* EXERCISE DESCRIPTION *
Scan the records below and copy every line that contains the string "mechanisms".

(Excerpts from a transcription dataset)
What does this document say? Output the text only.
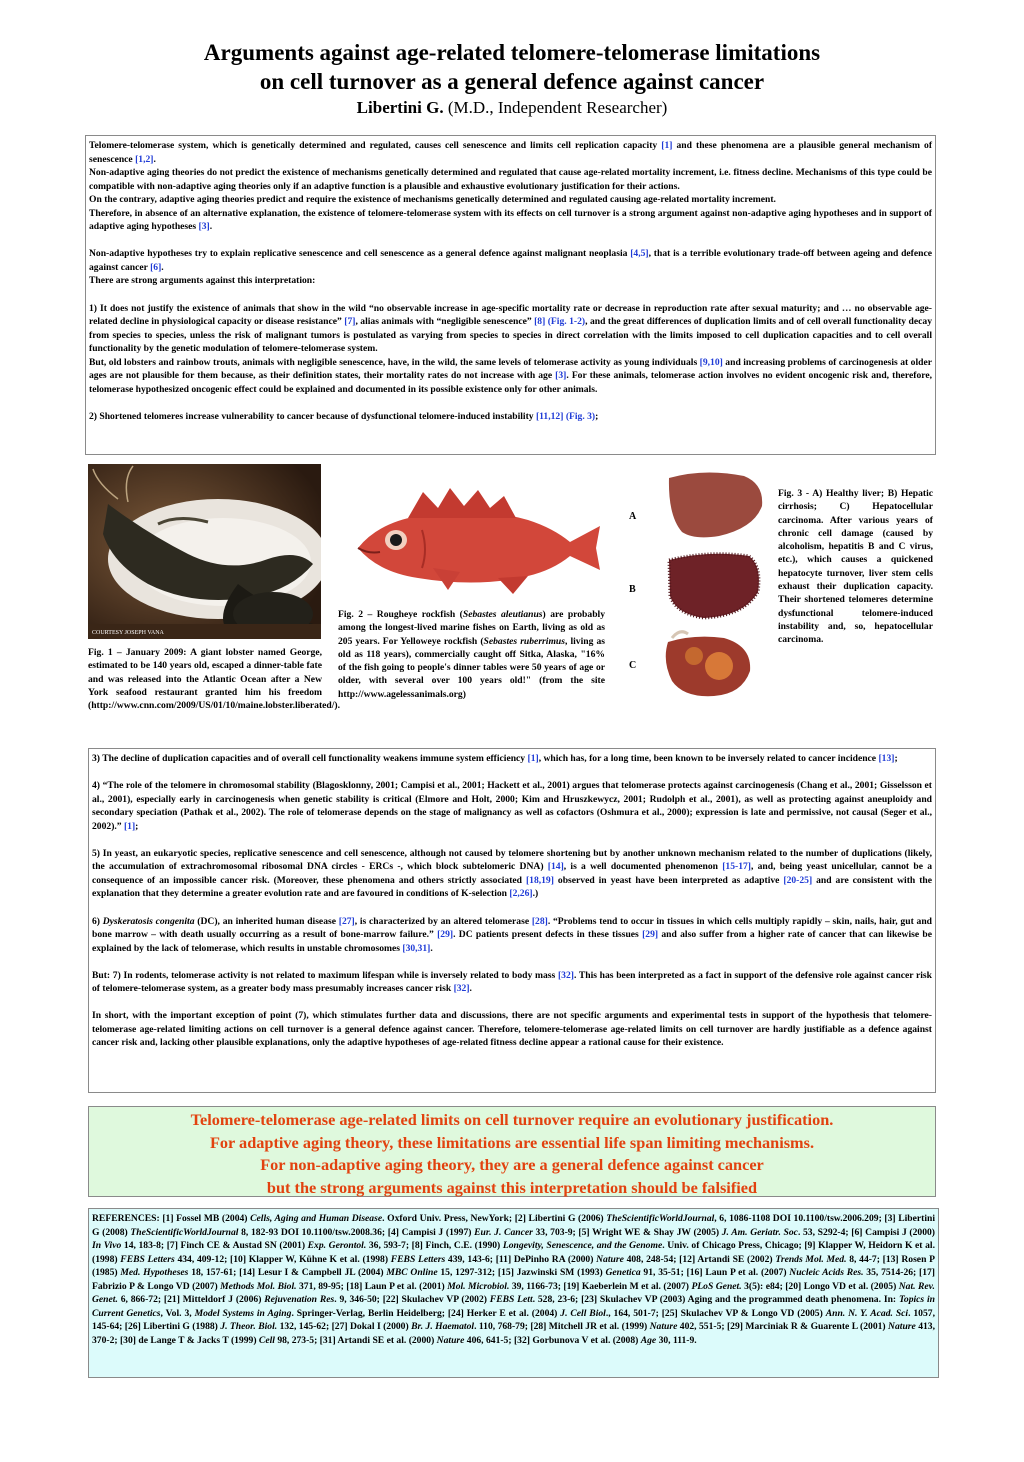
Arguments against age-related telomere-telomerase limitations
on cell turnover as a general defence against cancer
Libertini G. (M.D., Independent Researcher)

Telomere-telomerase system, which is genetically determined and regulated, causes cell senescence and limits cell replication capacity [1] and these phenomena are a plausible general mechanism of senescence [1,2].

Non-adaptive aging theories do not predict the existence of mechanisms genetically determined and regulated that cause age-related mortality increment, i.e. fitness decline. Mechanisms of this type could be compatible with non-adaptive aging theories only if an adaptive function is a plausible and exhaustive evolutionary justification for their actions.

On the contrary, adaptive aging theories predict and require the existence of mechanisms genetically determined and regulated causing age-related mortality increment.

Therefore, in absence of an alternative explanation, the existence of telomere-telomerase system with its effects on cell turnover is a strong argument against non-adaptive aging hypotheses and in support of adaptive aging hypotheses [3].

Non-adaptive hypotheses try to explain replicative senescence and cell senescence as a general defence against malignant neoplasia [4,5], that is a terrible evolutionary trade-off between ageing and defence against cancer [6].

There are strong arguments against this interpretation:

1) It does not justify the existence of animals that show in the wild “no observable increase in age-specific mortality rate or decrease in reproduction rate after sexual maturity; and … no observable age-related decline in physiological capacity or disease resistance” [7], alias animals with “negligible senescence” [8] (Fig. 1-2), and the great differences of duplication limits and of cell overall functionality decay from species to species, unless the risk of malignant tumors is postulated as varying from species to species in direct correlation with the limits imposed to cell duplication capacities and to cell overall functionality by the genetic modulation of telomere-telomerase system.

But, old lobsters and rainbow trouts, animals with negligible senescence, have, in the wild, the same levels of telomerase activity as young individuals [9,10] and increasing problems of carcinogenesis at older ages are not plausible for them because, as their definition states, their mortality rates do not increase with age [3]. For these animals, telomerase action involves no evident oncogenic risk and, therefore, telomerase hypothesized oncogenic effect could be explained and documented in its possible existence only for other animals.

2) Shortened telomeres increase vulnerability to cancer because of dysfunctional telomere-induced instability [11,12] (Fig. 3);

COURTESY JOSEPH VANA
Fig. 1 – January 2009: A giant lobster named George, estimated to be 140 years old, escaped a dinner-table fate and was released into the Atlantic Ocean after a New York seafood restaurant granted him his freedom (http://www.cnn.com/2009/US/01/10/maine.lobster.liberated/).
Fig. 2 – Rougheye rockfish (Sebastes aleutianus) are probably among the longest-lived marine fishes on Earth, living as old as 205 years. For Yelloweye rockfish (Sebastes ruberrimus, living as old as 118 years), commercially caught off Sitka, Alaska, "16% of the fish going to people's dinner tables were 50 years of age or older, with several over 100 years old!" (from the site http://www.agelessanimals.org)
A
B
C
Fig. 3 - A) Healthy liver; B) Hepatic cirrhosis; C) Hepatocellular carcinoma. After various years of chronic cell damage (caused by alcoholism, hepatitis B and C virus, etc.), which causes a quickened hepatocyte turnover, liver stem cells exhaust their duplication capacity. Their shortened telomeres determine dysfunctional telomere-induced instability and, so, hepatocellular carcinoma.

3) The decline of duplication capacities and of overall cell functionality weakens immune system efficiency [1], which has, for a long time, been known to be inversely related to cancer incidence [13];

4) “The role of the telomere in chromosomal stability (Blagosklonny, 2001; Campisi et al., 2001; Hackett et al., 2001) argues that telomerase protects against carcinogenesis (Chang et al., 2001; Gisselsson et al., 2001), especially early in carcinogenesis when genetic stability is critical (Elmore and Holt, 2000; Kim and Hruszkewycz, 2001; Rudolph et al., 2001), as well as protecting against aneuploidy and secondary speciation (Pathak et al., 2002). The role of telomerase depends on the stage of malignancy as well as cofactors (Oshmura et al., 2000); expression is late and permissive, not causal (Seger et al., 2002).” [1];

5) In yeast, an eukaryotic species, replicative senescence and cell senescence, although not caused by telomere shortening but by another unknown mechanism related to the number of duplications (likely, the accumulation of extrachromosomal ribosomal DNA circles - ERCs -, which block subtelomeric DNA) [14], is a well documented phenomenon [15-17], and, being yeast unicellular, cannot be a consequence of an impossible cancer risk. (Moreover, these phenomena and others strictly associated [18,19] observed in yeast have been interpreted as adaptive [20-25] and are consistent with the explanation that they determine a greater evolution rate and are favoured in conditions of K-selection [2,26].)

6) Dyskeratosis congenita (DC), an inherited human disease [27], is characterized by an altered telomerase [28]. “Problems tend to occur in tissues in which cells multiply rapidly – skin, nails, hair, gut and bone marrow – with death usually occurring as a result of bone-marrow failure.” [29]. DC patients present defects in these tissues [29] and also suffer from a higher rate of cancer that can likewise be explained by the lack of telomerase, which results in unstable chromosomes [30,31].

But: 7) In rodents, telomerase activity is not related to maximum lifespan while is inversely related to body mass [32]. This has been interpreted as a fact in support of the defensive role against cancer risk of telomere-telomerase system, as a greater body mass presumably increases cancer risk [32].

In short, with the important exception of point (7), which stimulates further data and discussions, there are not specific arguments and experimental tests in support of the hypothesis that telomere-telomerase age-related limiting actions on cell turnover is a general defence against cancer. Therefore, telomere-telomerase age-related limits on cell turnover are hardly justifiable as a defence against cancer risk and, lacking other plausible explanations, only the adaptive hypotheses of age-related fitness decline appear a rational cause for their existence.

Telomere-telomerase age-related limits on cell turnover require an evolutionary justification.
For adaptive aging theory, these limitations are essential life span limiting mechanisms.
For non-adaptive aging theory, they are a general defence against cancer
but the strong arguments against this interpretation should be falsified
REFERENCES: [1] Fossel MB (2004) Cells, Aging and Human Disease. Oxford Univ. Press, NewYork; [2] Libertini G (2006) TheScientificWorldJournal, 6, 1086-1108 DOI 10.1100/tsw.2006.209; [3] Libertini G (2008) TheScientificWorldJournal 8, 182-93 DOI 10.1100/tsw.2008.36; [4] Campisi J (1997) Eur. J. Cancer 33, 703-9; [5] Wright WE & Shay JW (2005) J. Am. Geriatr. Soc. 53, S292-4; [6] Campisi J (2000) In Vivo 14, 183-8; [7] Finch CE & Austad SN (2001) Exp. Gerontol. 36, 593-7; [8] Finch, C.E. (1990) Longevity, Senescence, and the Genome. Univ. of Chicago Press, Chicago; [9] Klapper W, Heidorn K et al. (1998) FEBS Letters 434, 409-12; [10] Klapper W, Kühne K et al. (1998) FEBS Letters 439, 143-6; [11] DePinho RA (2000) Nature 408, 248-54; [12] Artandi SE (2002) Trends Mol. Med. 8, 44-7; [13] Rosen P (1985) Med. Hypotheses 18, 157-61; [14] Lesur I & Campbell JL (2004) MBC Online 15, 1297-312; [15] Jazwinski SM (1993) Genetica 91, 35-51; [16] Laun P et al. (2007) Nucleic Acids Res. 35, 7514-26; [17] Fabrizio P & Longo VD (2007) Methods Mol. Biol. 371, 89-95; [18] Laun P et al. (2001) Mol. Microbiol. 39, 1166-73; [19] Kaeberlein M et al. (2007) PLoS Genet. 3(5): e84; [20] Longo VD et al. (2005) Nat. Rev. Genet. 6, 866-72; [21] Mitteldorf J (2006) Rejuvenation Res. 9, 346-50; [22] Skulachev VP (2002) FEBS Lett. 528, 23-6; [23] Skulachev VP (2003) Aging and the programmed death phenomena. In: Topics in Current Genetics, Vol. 3, Model Systems in Aging. Springer-Verlag, Berlin Heidelberg; [24] Herker E et al. (2004) J. Cell Biol., 164, 501-7; [25] Skulachev VP & Longo VD (2005) Ann. N. Y. Acad. Sci. 1057, 145-64; [26] Libertini G (1988) J. Theor. Biol. 132, 145-62; [27] Dokal I (2000) Br. J. Haematol. 110, 768-79; [28] Mitchell JR et al. (1999) Nature 402, 551-5; [29] Marciniak R & Guarente L (2001) Nature 413, 370-2; [30] de Lange T & Jacks T (1999) Cell 98, 273-5; [31] Artandi SE et al. (2000) Nature 406, 641-5; [32] Gorbunova V et al. (2008) Age 30, 111-9.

* TASK RESPONSE *
Non-adaptive aging theories do not predict the existence of mechanisms genetically determined and regulated that cause age-related mortality increment, i.e. fitness decline. Mechanisms of this type could be compatible with non-adaptive aging theories only if an adaptive function is a plausible and exhaustive evolutionary justification for their actions.
On the contrary, adaptive aging theories predict and require the existence of mechanisms genetically determined and regulated causing age-related mortality increment.
For adaptive aging theory, these limitations are essential life span limiting mechanisms.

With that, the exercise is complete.